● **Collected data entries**

(begin)

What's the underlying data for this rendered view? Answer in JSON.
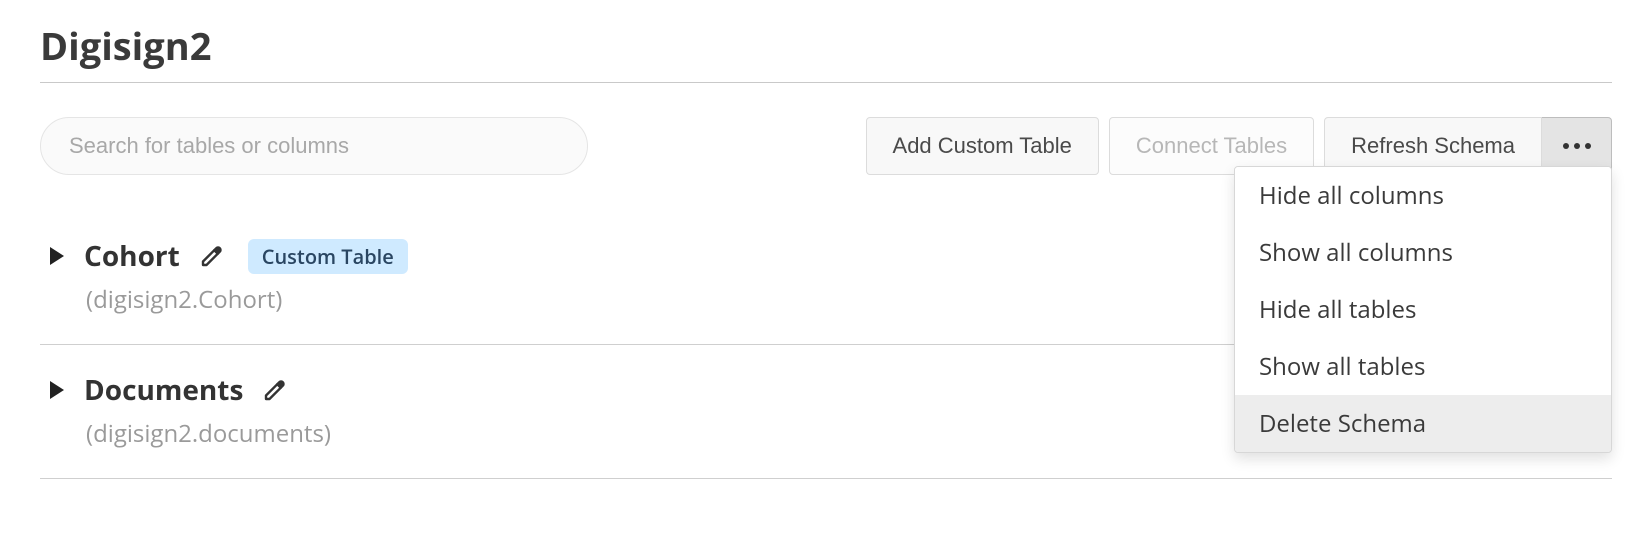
{
  "title": "Digisign2",
  "search": {
    "placeholder": "Search for tables or columns"
  },
  "toolbar": {
    "add_custom_table": "Add Custom Table",
    "connect_tables": "Connect Tables",
    "refresh_schema": "Refresh Schema"
  },
  "dropdown": {
    "items": [
      "Hide all columns",
      "Show all columns",
      "Hide all tables",
      "Show all tables",
      "Delete Schema"
    ],
    "hovered_index": 4
  },
  "tables": [
    {
      "name": "Cohort",
      "path": "(digisign2.Cohort)",
      "badge": "Custom Table"
    },
    {
      "name": "Documents",
      "path": "(digisign2.documents)",
      "badge": null
    }
  ]
}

(end)

● **Task objective**
Produce an exact copy of each line of data, skipping embedded images.

● **Completed task**
What's the underlying data for this rendered view? Answer in JSON.
{
  "title": "Digisign2",
  "search": {
    "placeholder": "Search for tables or columns"
  },
  "toolbar": {
    "add_custom_table": "Add Custom Table",
    "connect_tables": "Connect Tables",
    "refresh_schema": "Refresh Schema"
  },
  "dropdown": {
    "items": [
      "Hide all columns",
      "Show all columns",
      "Hide all tables",
      "Show all tables",
      "Delete Schema"
    ],
    "hovered_index": 4
  },
  "tables": [
    {
      "name": "Cohort",
      "path": "(digisign2.Cohort)",
      "badge": "Custom Table"
    },
    {
      "name": "Documents",
      "path": "(digisign2.documents)",
      "badge": null
    }
  ]
}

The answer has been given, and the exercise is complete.